▶ [Written exercise]: Check the listing below for lines that hold "уполномоченного". How many are there? Please give only the number.

▶ [Material to process]:
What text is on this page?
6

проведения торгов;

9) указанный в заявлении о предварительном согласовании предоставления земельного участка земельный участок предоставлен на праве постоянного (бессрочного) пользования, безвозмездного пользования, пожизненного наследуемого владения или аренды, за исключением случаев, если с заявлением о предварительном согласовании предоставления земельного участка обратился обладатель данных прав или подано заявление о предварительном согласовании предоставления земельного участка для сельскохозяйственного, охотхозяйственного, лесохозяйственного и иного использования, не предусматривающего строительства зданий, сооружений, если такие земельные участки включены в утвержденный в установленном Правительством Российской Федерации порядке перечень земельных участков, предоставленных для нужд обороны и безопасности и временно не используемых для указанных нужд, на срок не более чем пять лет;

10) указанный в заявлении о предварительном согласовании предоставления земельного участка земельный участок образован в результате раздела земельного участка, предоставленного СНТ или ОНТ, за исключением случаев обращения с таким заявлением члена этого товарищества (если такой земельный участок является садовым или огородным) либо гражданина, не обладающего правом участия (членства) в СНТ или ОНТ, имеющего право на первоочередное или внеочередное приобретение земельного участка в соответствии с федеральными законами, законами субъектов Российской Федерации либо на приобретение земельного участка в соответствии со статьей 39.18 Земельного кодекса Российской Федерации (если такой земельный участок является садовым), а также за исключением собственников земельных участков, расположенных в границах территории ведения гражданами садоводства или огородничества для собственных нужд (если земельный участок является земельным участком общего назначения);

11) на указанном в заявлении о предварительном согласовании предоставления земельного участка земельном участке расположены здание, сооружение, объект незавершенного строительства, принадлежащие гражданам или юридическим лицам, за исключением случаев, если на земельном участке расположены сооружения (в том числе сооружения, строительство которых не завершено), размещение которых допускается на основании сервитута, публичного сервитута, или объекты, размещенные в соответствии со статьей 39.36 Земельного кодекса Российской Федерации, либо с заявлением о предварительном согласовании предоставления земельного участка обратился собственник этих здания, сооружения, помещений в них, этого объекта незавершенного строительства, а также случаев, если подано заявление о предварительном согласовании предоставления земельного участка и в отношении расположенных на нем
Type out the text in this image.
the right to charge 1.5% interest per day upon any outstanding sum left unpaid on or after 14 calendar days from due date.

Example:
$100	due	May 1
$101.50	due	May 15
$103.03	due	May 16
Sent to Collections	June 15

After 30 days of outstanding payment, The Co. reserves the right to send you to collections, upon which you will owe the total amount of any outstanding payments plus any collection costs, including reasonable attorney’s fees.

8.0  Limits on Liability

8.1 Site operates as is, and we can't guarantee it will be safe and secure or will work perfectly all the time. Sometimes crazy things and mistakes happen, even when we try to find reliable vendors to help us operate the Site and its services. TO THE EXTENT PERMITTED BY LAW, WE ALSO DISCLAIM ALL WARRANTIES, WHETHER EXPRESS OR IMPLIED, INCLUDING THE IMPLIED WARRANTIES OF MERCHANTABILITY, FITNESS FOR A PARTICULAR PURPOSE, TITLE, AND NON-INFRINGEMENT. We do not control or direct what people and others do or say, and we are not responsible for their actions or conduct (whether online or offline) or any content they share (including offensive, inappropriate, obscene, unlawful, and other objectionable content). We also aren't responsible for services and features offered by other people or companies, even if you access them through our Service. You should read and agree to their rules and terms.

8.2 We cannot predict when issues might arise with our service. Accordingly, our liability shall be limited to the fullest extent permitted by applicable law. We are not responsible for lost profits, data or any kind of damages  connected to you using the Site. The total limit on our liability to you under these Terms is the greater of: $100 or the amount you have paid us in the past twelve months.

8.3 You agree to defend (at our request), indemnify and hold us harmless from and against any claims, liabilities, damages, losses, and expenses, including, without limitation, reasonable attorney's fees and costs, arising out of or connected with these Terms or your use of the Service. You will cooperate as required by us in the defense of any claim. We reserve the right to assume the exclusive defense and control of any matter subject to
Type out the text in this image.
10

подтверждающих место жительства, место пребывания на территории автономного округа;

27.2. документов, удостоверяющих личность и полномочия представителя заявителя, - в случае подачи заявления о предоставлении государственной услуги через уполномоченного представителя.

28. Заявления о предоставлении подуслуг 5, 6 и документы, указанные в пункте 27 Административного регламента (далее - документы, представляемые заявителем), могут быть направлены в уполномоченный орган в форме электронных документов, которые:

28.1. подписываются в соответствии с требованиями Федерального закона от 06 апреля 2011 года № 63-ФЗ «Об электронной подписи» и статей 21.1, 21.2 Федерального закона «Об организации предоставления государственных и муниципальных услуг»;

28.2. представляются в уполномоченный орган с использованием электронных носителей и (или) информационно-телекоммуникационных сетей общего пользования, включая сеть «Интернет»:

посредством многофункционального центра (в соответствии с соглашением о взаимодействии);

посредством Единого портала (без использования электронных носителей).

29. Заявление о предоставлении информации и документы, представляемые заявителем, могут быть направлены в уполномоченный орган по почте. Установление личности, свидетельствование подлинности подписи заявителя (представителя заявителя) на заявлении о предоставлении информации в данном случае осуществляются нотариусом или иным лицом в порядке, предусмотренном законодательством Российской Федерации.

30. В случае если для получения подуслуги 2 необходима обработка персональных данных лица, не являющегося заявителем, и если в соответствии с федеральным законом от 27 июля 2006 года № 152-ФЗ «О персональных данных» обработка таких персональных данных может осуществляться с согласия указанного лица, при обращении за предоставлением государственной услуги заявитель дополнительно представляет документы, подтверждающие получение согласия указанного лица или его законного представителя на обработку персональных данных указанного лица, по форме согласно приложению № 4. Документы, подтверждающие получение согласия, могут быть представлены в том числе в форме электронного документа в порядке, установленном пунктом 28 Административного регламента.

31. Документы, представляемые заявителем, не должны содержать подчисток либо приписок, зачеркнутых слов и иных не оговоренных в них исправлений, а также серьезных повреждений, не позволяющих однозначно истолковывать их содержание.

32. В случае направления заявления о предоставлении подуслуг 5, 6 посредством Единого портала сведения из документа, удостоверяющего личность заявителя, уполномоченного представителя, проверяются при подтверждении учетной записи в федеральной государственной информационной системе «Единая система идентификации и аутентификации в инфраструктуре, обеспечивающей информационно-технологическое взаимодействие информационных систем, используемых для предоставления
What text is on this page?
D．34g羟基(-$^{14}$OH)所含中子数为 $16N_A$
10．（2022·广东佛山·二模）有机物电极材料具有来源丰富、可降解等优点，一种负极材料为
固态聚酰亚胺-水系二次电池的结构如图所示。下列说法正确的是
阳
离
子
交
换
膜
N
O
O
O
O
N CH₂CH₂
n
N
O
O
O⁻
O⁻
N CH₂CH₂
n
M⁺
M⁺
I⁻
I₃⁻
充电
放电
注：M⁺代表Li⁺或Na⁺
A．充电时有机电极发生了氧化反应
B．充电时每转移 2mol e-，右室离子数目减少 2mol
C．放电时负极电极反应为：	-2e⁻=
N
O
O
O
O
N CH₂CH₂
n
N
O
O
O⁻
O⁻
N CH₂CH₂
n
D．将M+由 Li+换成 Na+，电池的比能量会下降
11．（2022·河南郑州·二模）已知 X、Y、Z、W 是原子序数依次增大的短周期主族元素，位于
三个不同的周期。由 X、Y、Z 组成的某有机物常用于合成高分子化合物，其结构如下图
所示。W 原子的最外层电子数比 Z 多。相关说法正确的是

▶ [Final answer]: 2